Task details |
Copy out all the records, word for word.

=====

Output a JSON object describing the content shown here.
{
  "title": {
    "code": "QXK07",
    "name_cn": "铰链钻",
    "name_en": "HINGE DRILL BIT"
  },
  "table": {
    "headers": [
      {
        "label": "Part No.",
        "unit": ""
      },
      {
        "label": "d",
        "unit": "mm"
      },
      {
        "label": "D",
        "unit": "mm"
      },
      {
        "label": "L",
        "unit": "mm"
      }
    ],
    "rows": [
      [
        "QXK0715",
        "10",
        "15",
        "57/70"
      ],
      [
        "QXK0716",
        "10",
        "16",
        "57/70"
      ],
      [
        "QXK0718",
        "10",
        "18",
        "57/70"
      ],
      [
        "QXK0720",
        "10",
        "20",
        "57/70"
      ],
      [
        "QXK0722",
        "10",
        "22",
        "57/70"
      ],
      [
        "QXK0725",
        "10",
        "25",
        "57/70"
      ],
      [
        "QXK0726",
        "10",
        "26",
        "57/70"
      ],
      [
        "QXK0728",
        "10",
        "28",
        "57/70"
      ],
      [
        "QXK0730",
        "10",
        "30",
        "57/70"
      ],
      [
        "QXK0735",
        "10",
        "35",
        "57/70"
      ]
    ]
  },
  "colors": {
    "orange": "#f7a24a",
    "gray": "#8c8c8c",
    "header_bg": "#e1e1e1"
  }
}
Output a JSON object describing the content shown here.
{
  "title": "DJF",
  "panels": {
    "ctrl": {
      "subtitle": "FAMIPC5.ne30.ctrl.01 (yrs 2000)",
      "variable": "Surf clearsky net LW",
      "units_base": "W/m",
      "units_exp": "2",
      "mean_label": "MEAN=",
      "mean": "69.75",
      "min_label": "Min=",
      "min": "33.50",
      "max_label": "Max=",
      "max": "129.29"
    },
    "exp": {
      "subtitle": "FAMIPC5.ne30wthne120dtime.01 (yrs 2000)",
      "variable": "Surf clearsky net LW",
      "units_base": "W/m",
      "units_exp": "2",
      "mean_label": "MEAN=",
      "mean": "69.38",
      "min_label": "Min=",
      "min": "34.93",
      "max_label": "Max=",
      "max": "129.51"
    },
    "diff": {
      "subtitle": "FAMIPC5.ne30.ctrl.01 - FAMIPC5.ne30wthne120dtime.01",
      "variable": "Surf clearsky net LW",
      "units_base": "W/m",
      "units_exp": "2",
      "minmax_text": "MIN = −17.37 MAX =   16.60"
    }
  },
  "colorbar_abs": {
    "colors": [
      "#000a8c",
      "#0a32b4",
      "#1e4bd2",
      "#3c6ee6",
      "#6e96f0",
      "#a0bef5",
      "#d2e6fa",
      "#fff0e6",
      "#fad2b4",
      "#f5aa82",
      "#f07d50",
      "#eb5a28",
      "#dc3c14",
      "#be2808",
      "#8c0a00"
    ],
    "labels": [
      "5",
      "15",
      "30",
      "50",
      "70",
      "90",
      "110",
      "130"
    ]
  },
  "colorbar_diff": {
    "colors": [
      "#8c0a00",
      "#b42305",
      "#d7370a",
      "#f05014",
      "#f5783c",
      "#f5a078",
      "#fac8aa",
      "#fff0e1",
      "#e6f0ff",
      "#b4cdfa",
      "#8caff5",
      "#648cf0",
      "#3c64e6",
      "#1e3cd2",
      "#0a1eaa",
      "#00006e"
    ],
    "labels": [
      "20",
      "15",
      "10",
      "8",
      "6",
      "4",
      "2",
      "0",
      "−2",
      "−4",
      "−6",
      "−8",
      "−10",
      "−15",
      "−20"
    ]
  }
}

=====

Reply to the task |
Output a JSON object describing the content shown here.
{
  "title": {
    "code": "QXK07",
    "name_cn": "铰链钻",
    "name_en": "HINGE DRILL BIT"
  },
  "table": {
    "headers": [
      {
        "label": "Part No.",
        "unit": ""
      },
      {
        "label": "d",
        "unit": "mm"
      },
      {
        "label": "D",
        "unit": "mm"
      },
      {
        "label": "L",
        "unit": "mm"
      }
    ],
    "rows": [
      [
        "QXK0715",
        "10",
        "15",
        "57/70"
      ],
      [
        "QXK0716",
        "10",
        "16",
        "57/70"
      ],
      [
        "QXK0718",
        "10",
        "18",
        "57/70"
      ],
      [
        "QXK0720",
        "10",
        "20",
        "57/70"
      ],
      [
        "QXK0722",
        "10",
        "22",
        "57/70"
      ],
      [
        "QXK0725",
        "10",
        "25",
        "57/70"
      ],
      [
        "QXK0726",
        "10",
        "26",
        "57/70"
      ],
      [
        "QXK0728",
        "10",
        "28",
        "57/70"
      ],
      [
        "QXK0730",
        "10",
        "30",
        "57/70"
      ],
      [
        "QXK0735",
        "10",
        "35",
        "57/70"
      ]
    ]
  },
  "colors": {
    "orange": "#f7a24a",
    "gray": "#8c8c8c",
    "header_bg": "#e1e1e1"
  }
}
Output a JSON object describing the content shown here.
{
  "title": "DJF",
  "panels": {
    "ctrl": {
      "subtitle": "FAMIPC5.ne30.ctrl.01 (yrs 2000)",
      "variable": "Surf clearsky net LW",
      "units_base": "W/m",
      "units_exp": "2",
      "mean_label": "MEAN=",
      "mean": "69.75",
      "min_label": "Min=",
      "min": "33.50",
      "max_label": "Max=",
      "max": "129.29"
    },
    "exp": {
      "subtitle": "FAMIPC5.ne30wthne120dtime.01 (yrs 2000)",
      "variable": "Surf clearsky net LW",
      "units_base": "W/m",
      "units_exp": "2",
      "mean_label": "MEAN=",
      "mean": "69.38",
      "min_label": "Min=",
      "min": "34.93",
      "max_label": "Max=",
      "max": "129.51"
    },
    "diff": {
      "subtitle": "FAMIPC5.ne30.ctrl.01 - FAMIPC5.ne30wthne120dtime.01",
      "variable": "Surf clearsky net LW",
      "units_base": "W/m",
      "units_exp": "2",
      "minmax_text": "MIN = −17.37 MAX =   16.60"
    }
  },
  "colorbar_abs": {
    "colors": [
      "#000a8c",
      "#0a32b4",
      "#1e4bd2",
      "#3c6ee6",
      "#6e96f0",
      "#a0bef5",
      "#d2e6fa",
      "#fff0e6",
      "#fad2b4",
      "#f5aa82",
      "#f07d50",
      "#eb5a28",
      "#dc3c14",
      "#be2808",
      "#8c0a00"
    ],
    "labels": [
      "5",
      "15",
      "30",
      "50",
      "70",
      "90",
      "110",
      "130"
    ]
  },
  "colorbar_diff": {
    "colors": [
      "#8c0a00",
      "#b42305",
      "#d7370a",
      "#f05014",
      "#f5783c",
      "#f5a078",
      "#fac8aa",
      "#fff0e1",
      "#e6f0ff",
      "#b4cdfa",
      "#8caff5",
      "#648cf0",
      "#3c64e6",
      "#1e3cd2",
      "#0a1eaa",
      "#00006e"
    ],
    "labels": [
      "20",
      "15",
      "10",
      "8",
      "6",
      "4",
      "2",
      "0",
      "−2",
      "−4",
      "−6",
      "−8",
      "−10",
      "−15",
      "−20"
    ]
  }
}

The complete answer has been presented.